%%

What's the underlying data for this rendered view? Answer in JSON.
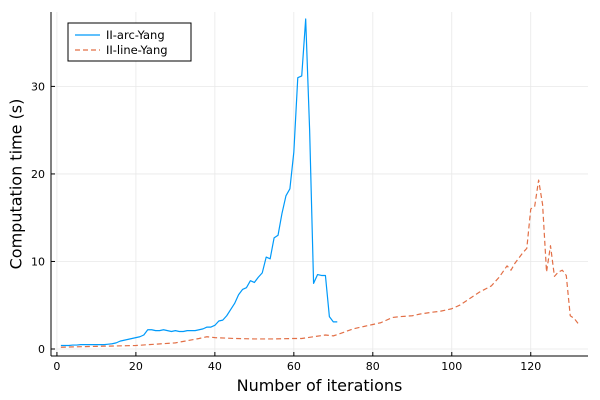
{
  "chart_data": {
    "type": "line",
    "title": "",
    "xlabel": "Number of iterations",
    "ylabel": "Computation time (s)",
    "xlim": [
      -1.5,
      134.5
    ],
    "ylim": [
      -0.8,
      38.5
    ],
    "xticks": [
      0,
      20,
      40,
      60,
      80,
      100,
      120
    ],
    "yticks": [
      0,
      10,
      20,
      30
    ],
    "grid": true,
    "legend": "top-left",
    "series": [
      {
        "name": "II-arc-Yang",
        "color": "#009AFA",
        "dash": "solid",
        "x": [
          1,
          2,
          3,
          4,
          5,
          6,
          7,
          8,
          9,
          10,
          11,
          12,
          13,
          14,
          15,
          16,
          17,
          18,
          19,
          20,
          21,
          22,
          23,
          24,
          25,
          26,
          27,
          28,
          29,
          30,
          31,
          32,
          33,
          34,
          35,
          36,
          37,
          38,
          39,
          40,
          41,
          42,
          43,
          44,
          45,
          46,
          47,
          48,
          49,
          50,
          51,
          52,
          53,
          54,
          55,
          56,
          57,
          58,
          59,
          60,
          61,
          62,
          63,
          64,
          65,
          66,
          67,
          68,
          69,
          70,
          71
        ],
        "y": [
          0.4,
          0.4,
          0.4,
          0.45,
          0.45,
          0.5,
          0.5,
          0.5,
          0.5,
          0.5,
          0.5,
          0.5,
          0.55,
          0.6,
          0.7,
          0.9,
          1.0,
          1.1,
          1.2,
          1.3,
          1.4,
          1.6,
          2.2,
          2.2,
          2.1,
          2.1,
          2.2,
          2.1,
          2.0,
          2.1,
          2.0,
          2.0,
          2.1,
          2.1,
          2.1,
          2.2,
          2.3,
          2.5,
          2.5,
          2.7,
          3.2,
          3.3,
          3.8,
          4.5,
          5.2,
          6.2,
          6.8,
          7.0,
          7.8,
          7.6,
          8.2,
          8.7,
          10.5,
          10.3,
          12.7,
          13.0,
          15.5,
          17.5,
          18.3,
          22.5,
          31.0,
          31.2,
          37.7,
          25.0,
          7.5,
          8.5,
          8.4,
          8.4,
          3.7,
          3.1,
          3.1
        ]
      },
      {
        "name": "II-line-Yang",
        "color": "#E26F46",
        "dash": "dashed",
        "x": [
          1,
          5,
          10,
          15,
          20,
          25,
          30,
          33,
          36,
          38,
          40,
          45,
          50,
          55,
          60,
          62,
          65,
          68,
          70,
          72,
          75,
          78,
          80,
          82,
          85,
          87,
          90,
          92,
          95,
          97,
          100,
          102,
          105,
          107,
          110,
          112,
          114,
          115,
          116,
          118,
          119,
          120,
          121,
          122,
          123,
          124,
          125,
          126,
          127,
          128,
          129,
          130,
          131,
          132
        ],
        "y": [
          0.2,
          0.25,
          0.3,
          0.35,
          0.4,
          0.55,
          0.7,
          0.95,
          1.2,
          1.4,
          1.3,
          1.2,
          1.15,
          1.15,
          1.2,
          1.2,
          1.4,
          1.6,
          1.5,
          1.8,
          2.3,
          2.6,
          2.8,
          3.0,
          3.6,
          3.7,
          3.8,
          4.0,
          4.2,
          4.3,
          4.6,
          5.0,
          5.9,
          6.5,
          7.2,
          8.2,
          9.5,
          9.0,
          9.8,
          11.0,
          11.5,
          16.0,
          16.3,
          19.3,
          16.5,
          8.8,
          11.8,
          8.3,
          8.8,
          9.0,
          8.4,
          3.8,
          3.5,
          2.9
        ]
      }
    ]
  }
}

%%

> WHAT IS NEEDED: Repeat the material above in full and exactly, apart from the pictures.

> SOLUTION TO THE PROBLEM:
What's the underlying data for this rendered view? Answer in JSON.
{
  "chart_data": {
    "type": "line",
    "title": "",
    "xlabel": "Number of iterations",
    "ylabel": "Computation time (s)",
    "xlim": [
      -1.5,
      134.5
    ],
    "ylim": [
      -0.8,
      38.5
    ],
    "xticks": [
      0,
      20,
      40,
      60,
      80,
      100,
      120
    ],
    "yticks": [
      0,
      10,
      20,
      30
    ],
    "grid": true,
    "legend": "top-left",
    "series": [
      {
        "name": "II-arc-Yang",
        "color": "#009AFA",
        "dash": "solid",
        "x": [
          1,
          2,
          3,
          4,
          5,
          6,
          7,
          8,
          9,
          10,
          11,
          12,
          13,
          14,
          15,
          16,
          17,
          18,
          19,
          20,
          21,
          22,
          23,
          24,
          25,
          26,
          27,
          28,
          29,
          30,
          31,
          32,
          33,
          34,
          35,
          36,
          37,
          38,
          39,
          40,
          41,
          42,
          43,
          44,
          45,
          46,
          47,
          48,
          49,
          50,
          51,
          52,
          53,
          54,
          55,
          56,
          57,
          58,
          59,
          60,
          61,
          62,
          63,
          64,
          65,
          66,
          67,
          68,
          69,
          70,
          71
        ],
        "y": [
          0.4,
          0.4,
          0.4,
          0.45,
          0.45,
          0.5,
          0.5,
          0.5,
          0.5,
          0.5,
          0.5,
          0.5,
          0.55,
          0.6,
          0.7,
          0.9,
          1.0,
          1.1,
          1.2,
          1.3,
          1.4,
          1.6,
          2.2,
          2.2,
          2.1,
          2.1,
          2.2,
          2.1,
          2.0,
          2.1,
          2.0,
          2.0,
          2.1,
          2.1,
          2.1,
          2.2,
          2.3,
          2.5,
          2.5,
          2.7,
          3.2,
          3.3,
          3.8,
          4.5,
          5.2,
          6.2,
          6.8,
          7.0,
          7.8,
          7.6,
          8.2,
          8.7,
          10.5,
          10.3,
          12.7,
          13.0,
          15.5,
          17.5,
          18.3,
          22.5,
          31.0,
          31.2,
          37.7,
          25.0,
          7.5,
          8.5,
          8.4,
          8.4,
          3.7,
          3.1,
          3.1
        ]
      },
      {
        "name": "II-line-Yang",
        "color": "#E26F46",
        "dash": "dashed",
        "x": [
          1,
          5,
          10,
          15,
          20,
          25,
          30,
          33,
          36,
          38,
          40,
          45,
          50,
          55,
          60,
          62,
          65,
          68,
          70,
          72,
          75,
          78,
          80,
          82,
          85,
          87,
          90,
          92,
          95,
          97,
          100,
          102,
          105,
          107,
          110,
          112,
          114,
          115,
          116,
          118,
          119,
          120,
          121,
          122,
          123,
          124,
          125,
          126,
          127,
          128,
          129,
          130,
          131,
          132
        ],
        "y": [
          0.2,
          0.25,
          0.3,
          0.35,
          0.4,
          0.55,
          0.7,
          0.95,
          1.2,
          1.4,
          1.3,
          1.2,
          1.15,
          1.15,
          1.2,
          1.2,
          1.4,
          1.6,
          1.5,
          1.8,
          2.3,
          2.6,
          2.8,
          3.0,
          3.6,
          3.7,
          3.8,
          4.0,
          4.2,
          4.3,
          4.6,
          5.0,
          5.9,
          6.5,
          7.2,
          8.2,
          9.5,
          9.0,
          9.8,
          11.0,
          11.5,
          16.0,
          16.3,
          19.3,
          16.5,
          8.8,
          11.8,
          8.3,
          8.8,
          9.0,
          8.4,
          3.8,
          3.5,
          2.9
        ]
      }
    ]
  }
}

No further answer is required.